_Problem description_: Pull each line holding the word "needed" from the data.

_Supplied material_:

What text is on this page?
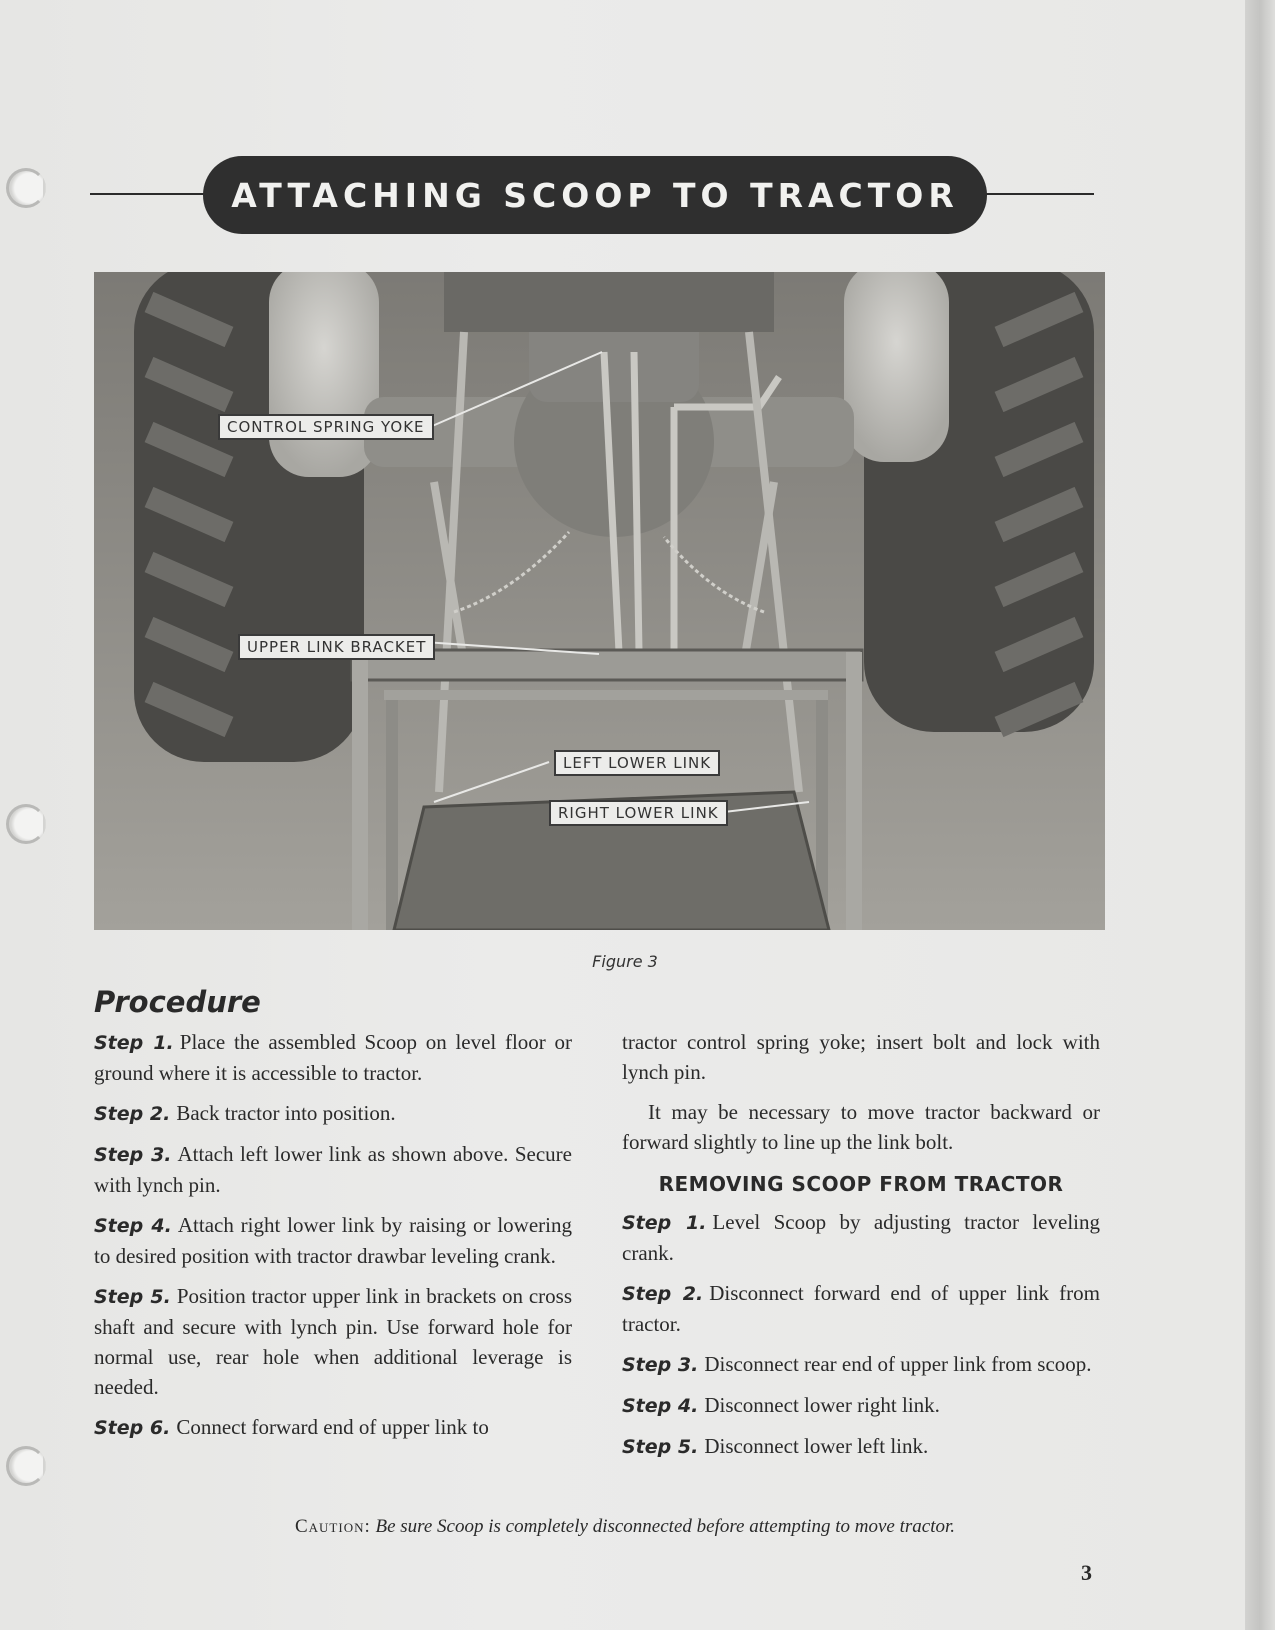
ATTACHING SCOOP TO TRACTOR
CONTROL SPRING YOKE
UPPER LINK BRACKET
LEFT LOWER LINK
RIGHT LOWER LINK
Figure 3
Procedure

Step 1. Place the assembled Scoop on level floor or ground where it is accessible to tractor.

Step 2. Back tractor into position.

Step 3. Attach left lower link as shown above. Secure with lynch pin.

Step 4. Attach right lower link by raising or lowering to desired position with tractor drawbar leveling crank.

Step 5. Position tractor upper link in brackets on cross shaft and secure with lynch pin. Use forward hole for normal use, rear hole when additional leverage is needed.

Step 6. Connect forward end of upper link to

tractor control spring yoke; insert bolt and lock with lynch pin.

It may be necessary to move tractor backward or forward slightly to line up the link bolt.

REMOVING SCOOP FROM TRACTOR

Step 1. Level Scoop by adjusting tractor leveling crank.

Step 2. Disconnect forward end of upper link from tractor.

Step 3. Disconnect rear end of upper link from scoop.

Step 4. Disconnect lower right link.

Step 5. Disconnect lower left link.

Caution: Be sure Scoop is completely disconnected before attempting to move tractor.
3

...

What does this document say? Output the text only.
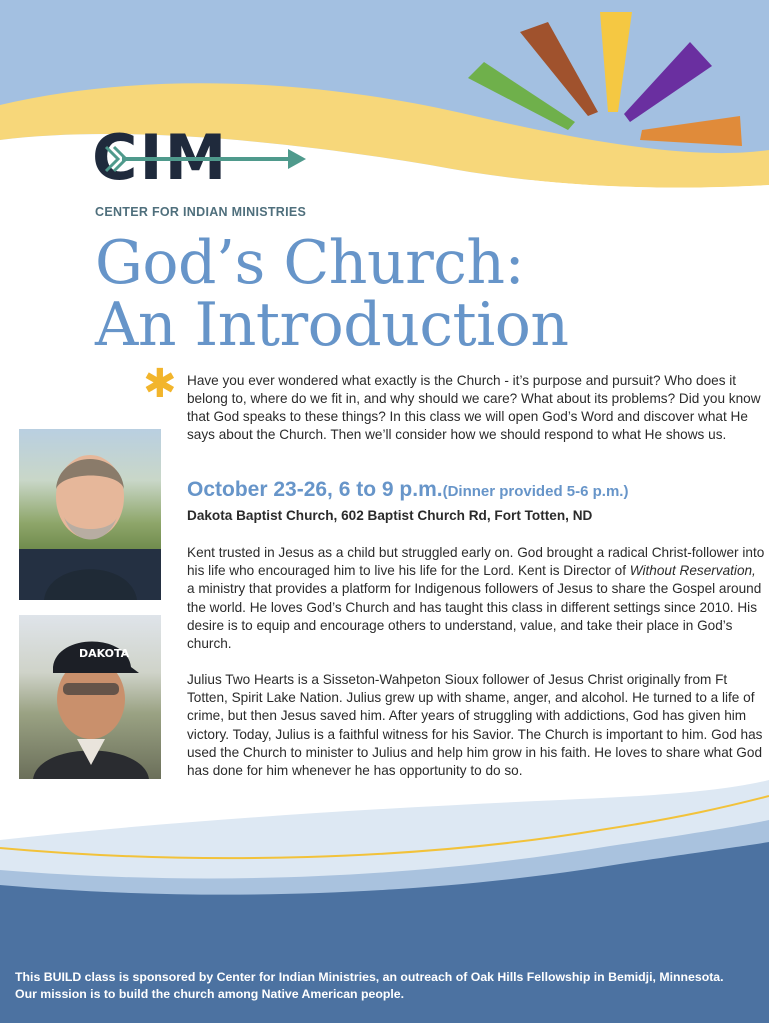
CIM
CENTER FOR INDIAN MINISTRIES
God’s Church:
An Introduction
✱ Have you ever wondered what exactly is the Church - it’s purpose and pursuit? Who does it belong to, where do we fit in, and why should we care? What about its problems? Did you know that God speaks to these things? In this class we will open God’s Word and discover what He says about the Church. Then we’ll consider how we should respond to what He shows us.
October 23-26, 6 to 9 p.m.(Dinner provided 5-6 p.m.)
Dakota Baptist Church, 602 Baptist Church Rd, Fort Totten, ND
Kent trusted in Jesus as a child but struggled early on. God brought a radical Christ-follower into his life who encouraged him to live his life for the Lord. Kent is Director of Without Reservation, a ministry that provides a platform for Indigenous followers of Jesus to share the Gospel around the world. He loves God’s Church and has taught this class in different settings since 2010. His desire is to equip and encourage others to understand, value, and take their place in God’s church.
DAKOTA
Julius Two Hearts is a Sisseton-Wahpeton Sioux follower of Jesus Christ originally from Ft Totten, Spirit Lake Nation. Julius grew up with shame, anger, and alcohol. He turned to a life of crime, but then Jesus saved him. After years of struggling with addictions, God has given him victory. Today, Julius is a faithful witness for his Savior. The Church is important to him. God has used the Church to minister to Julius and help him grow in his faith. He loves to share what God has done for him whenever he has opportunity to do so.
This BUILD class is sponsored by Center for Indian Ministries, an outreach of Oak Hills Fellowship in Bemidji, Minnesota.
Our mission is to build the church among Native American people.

--

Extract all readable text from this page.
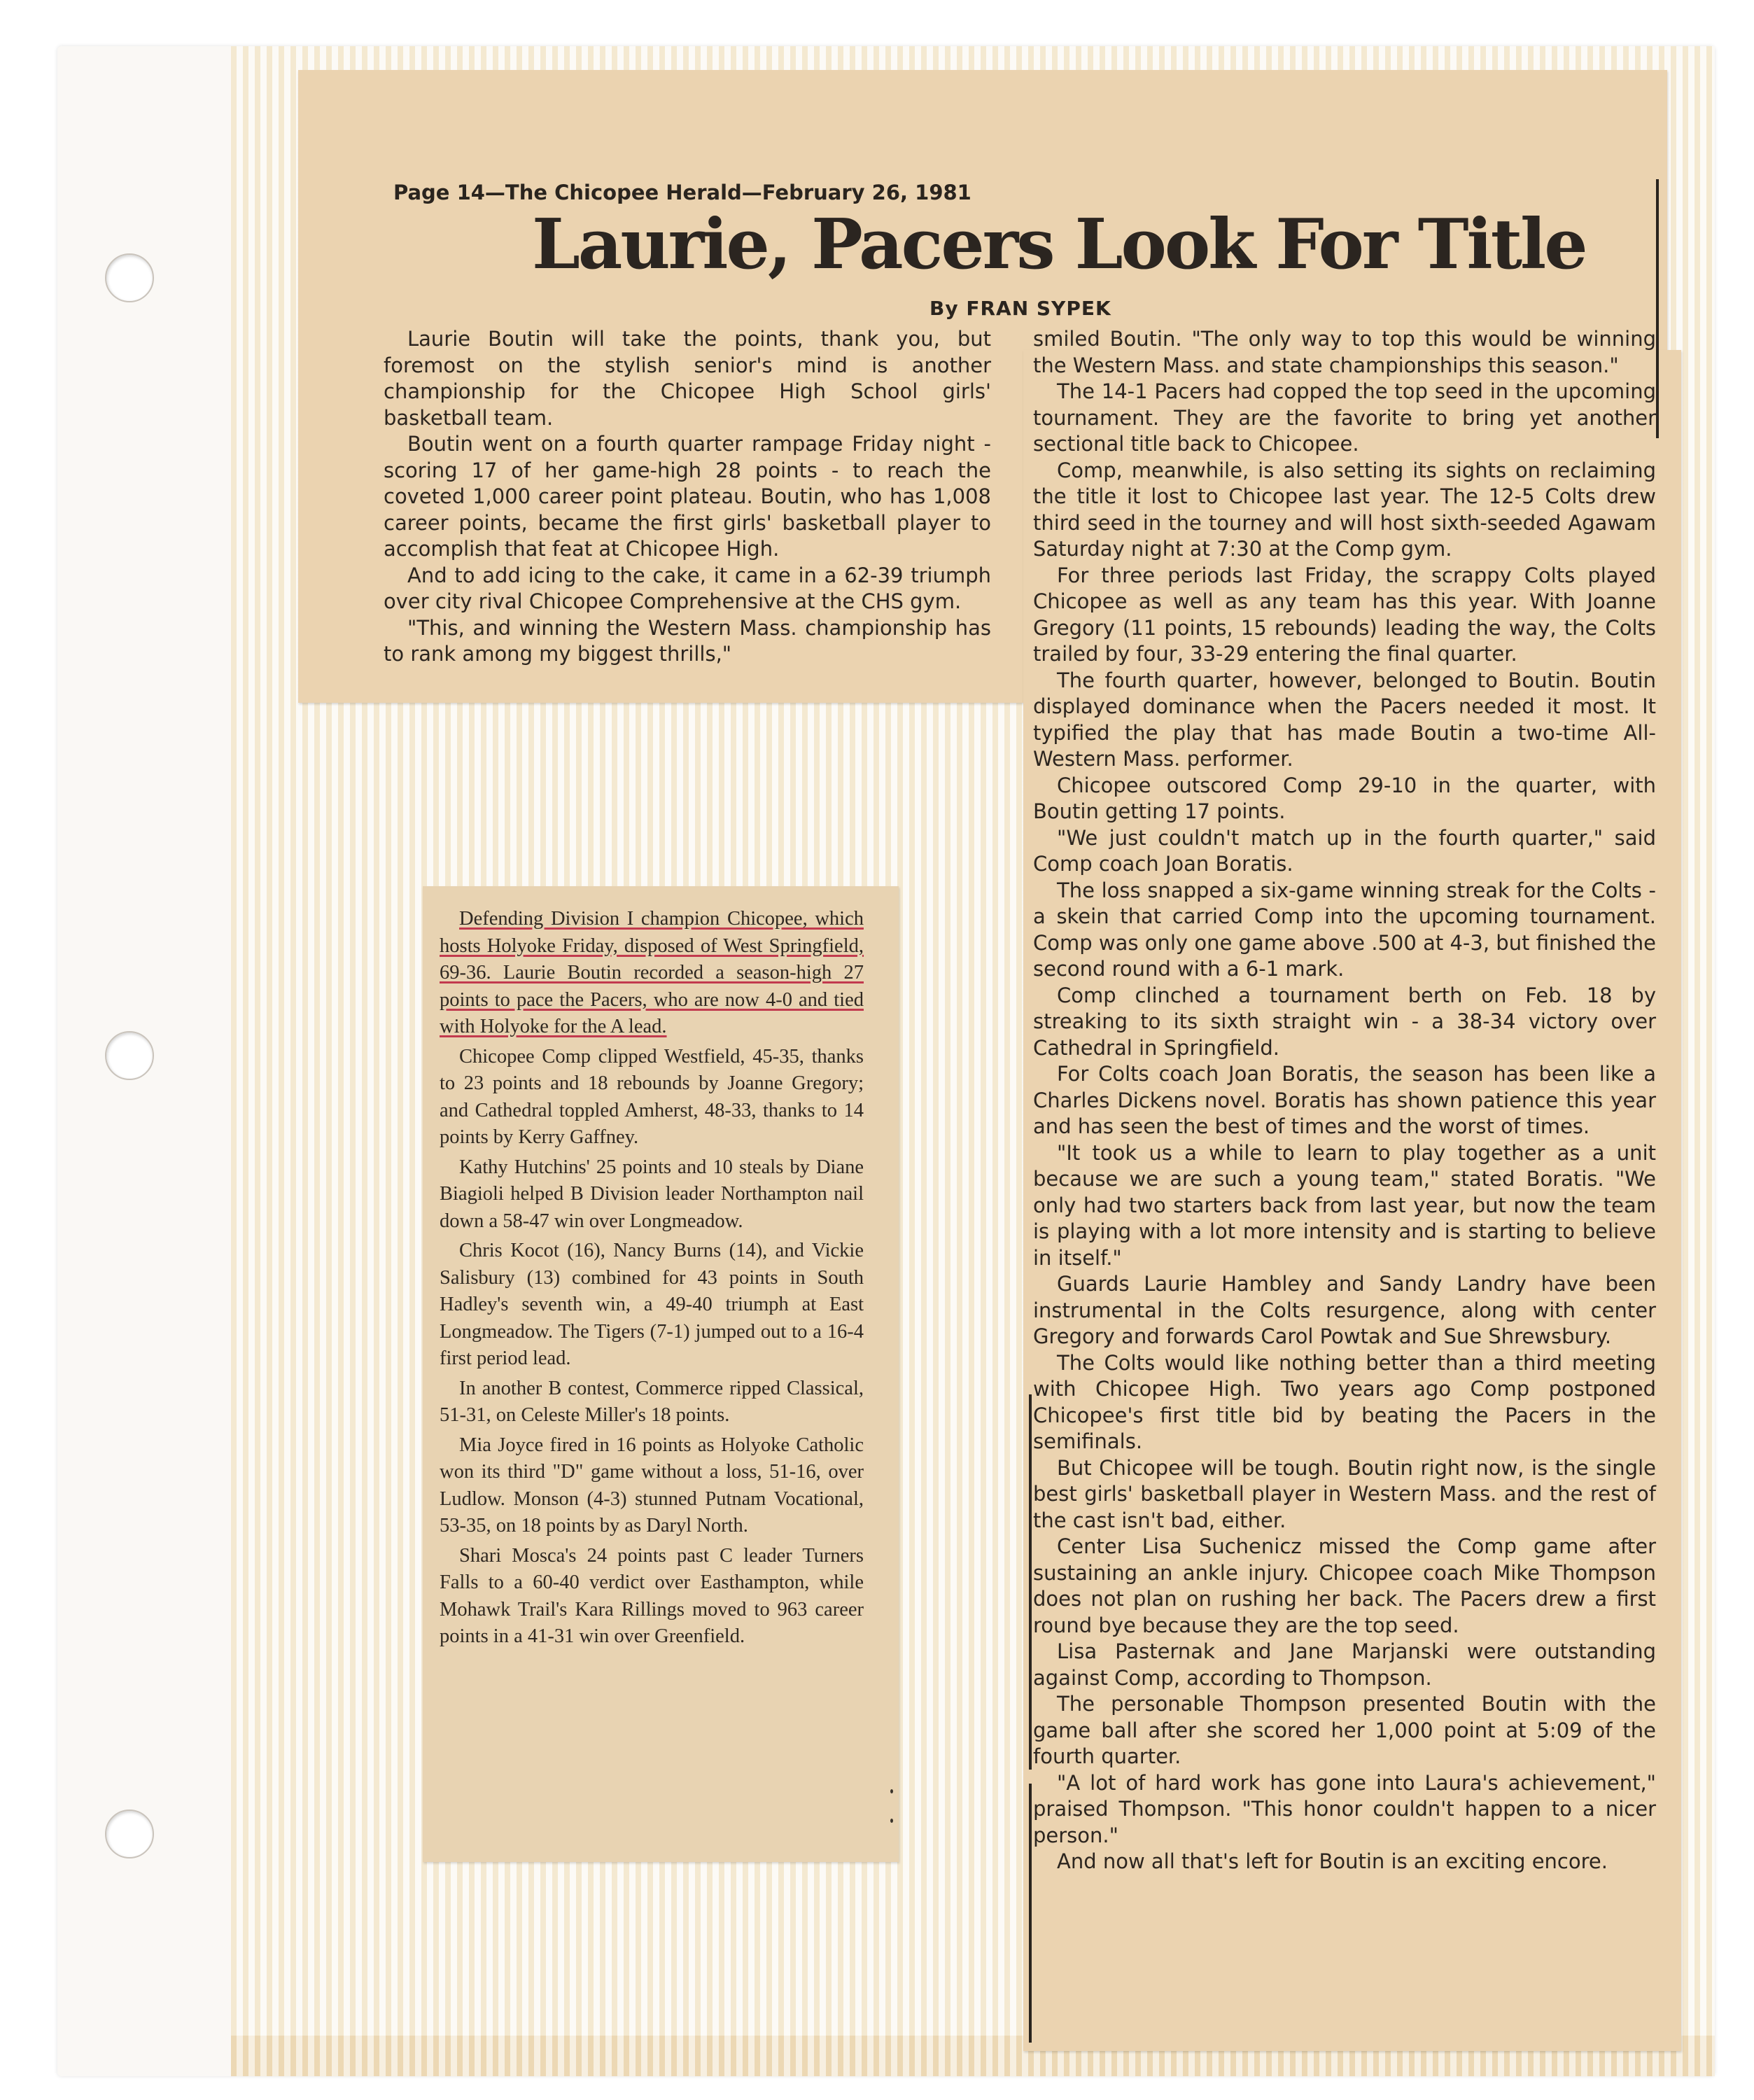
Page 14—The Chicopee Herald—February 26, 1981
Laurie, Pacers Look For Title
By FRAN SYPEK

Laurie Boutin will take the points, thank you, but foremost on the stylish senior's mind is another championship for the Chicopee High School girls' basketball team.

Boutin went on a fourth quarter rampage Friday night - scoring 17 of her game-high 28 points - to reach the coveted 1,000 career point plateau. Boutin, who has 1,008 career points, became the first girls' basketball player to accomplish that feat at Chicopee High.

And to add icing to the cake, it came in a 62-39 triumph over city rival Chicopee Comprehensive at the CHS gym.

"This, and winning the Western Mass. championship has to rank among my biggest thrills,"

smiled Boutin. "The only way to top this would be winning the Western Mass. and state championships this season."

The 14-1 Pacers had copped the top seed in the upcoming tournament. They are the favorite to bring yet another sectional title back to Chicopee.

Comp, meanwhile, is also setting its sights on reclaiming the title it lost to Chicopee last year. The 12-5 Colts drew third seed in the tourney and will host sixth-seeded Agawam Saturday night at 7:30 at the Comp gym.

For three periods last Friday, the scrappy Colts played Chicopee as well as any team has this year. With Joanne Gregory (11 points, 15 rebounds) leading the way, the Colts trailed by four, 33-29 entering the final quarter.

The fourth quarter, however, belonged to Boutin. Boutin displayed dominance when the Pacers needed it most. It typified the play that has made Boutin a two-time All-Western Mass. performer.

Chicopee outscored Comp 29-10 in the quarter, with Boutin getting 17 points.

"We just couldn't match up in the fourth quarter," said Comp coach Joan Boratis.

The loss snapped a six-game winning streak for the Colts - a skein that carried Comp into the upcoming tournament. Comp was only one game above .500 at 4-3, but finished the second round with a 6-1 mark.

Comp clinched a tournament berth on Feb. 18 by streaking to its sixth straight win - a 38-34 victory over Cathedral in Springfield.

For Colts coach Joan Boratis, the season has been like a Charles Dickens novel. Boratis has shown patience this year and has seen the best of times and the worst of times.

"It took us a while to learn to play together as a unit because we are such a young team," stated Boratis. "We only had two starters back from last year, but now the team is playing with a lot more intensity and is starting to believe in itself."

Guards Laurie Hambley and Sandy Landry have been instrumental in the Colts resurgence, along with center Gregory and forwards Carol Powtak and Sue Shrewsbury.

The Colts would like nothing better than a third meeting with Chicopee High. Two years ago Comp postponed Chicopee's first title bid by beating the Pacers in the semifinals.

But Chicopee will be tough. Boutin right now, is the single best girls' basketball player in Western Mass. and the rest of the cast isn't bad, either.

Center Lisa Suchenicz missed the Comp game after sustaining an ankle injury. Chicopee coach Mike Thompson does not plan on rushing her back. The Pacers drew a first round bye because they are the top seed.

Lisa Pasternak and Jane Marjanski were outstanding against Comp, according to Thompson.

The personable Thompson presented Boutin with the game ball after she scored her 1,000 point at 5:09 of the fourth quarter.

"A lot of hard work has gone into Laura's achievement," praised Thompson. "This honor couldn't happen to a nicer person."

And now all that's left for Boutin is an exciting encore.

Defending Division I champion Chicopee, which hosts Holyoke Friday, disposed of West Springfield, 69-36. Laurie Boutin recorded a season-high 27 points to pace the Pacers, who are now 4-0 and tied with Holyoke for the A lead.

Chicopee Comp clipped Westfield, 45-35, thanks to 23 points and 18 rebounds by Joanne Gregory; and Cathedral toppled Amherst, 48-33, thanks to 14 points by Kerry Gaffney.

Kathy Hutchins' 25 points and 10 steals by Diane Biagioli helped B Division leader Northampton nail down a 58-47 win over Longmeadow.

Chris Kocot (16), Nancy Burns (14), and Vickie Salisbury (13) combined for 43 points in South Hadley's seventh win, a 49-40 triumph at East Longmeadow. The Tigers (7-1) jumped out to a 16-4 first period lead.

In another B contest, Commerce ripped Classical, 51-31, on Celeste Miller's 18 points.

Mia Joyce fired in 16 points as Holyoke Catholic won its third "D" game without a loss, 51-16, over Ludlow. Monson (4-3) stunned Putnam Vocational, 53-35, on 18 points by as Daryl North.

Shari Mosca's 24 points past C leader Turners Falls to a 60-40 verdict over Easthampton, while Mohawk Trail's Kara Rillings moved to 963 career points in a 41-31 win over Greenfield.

_Result_:
Step 5. Position tractor upper link in brackets on cross shaft and secure with lynch pin. Use forward hole for normal use, rear hole when additional leverage is needed.
The fourth quarter, however, belonged to Boutin. Boutin displayed dominance when the Pacers needed it most. It typified the play that has made Boutin a two-time All-Western Mass. performer.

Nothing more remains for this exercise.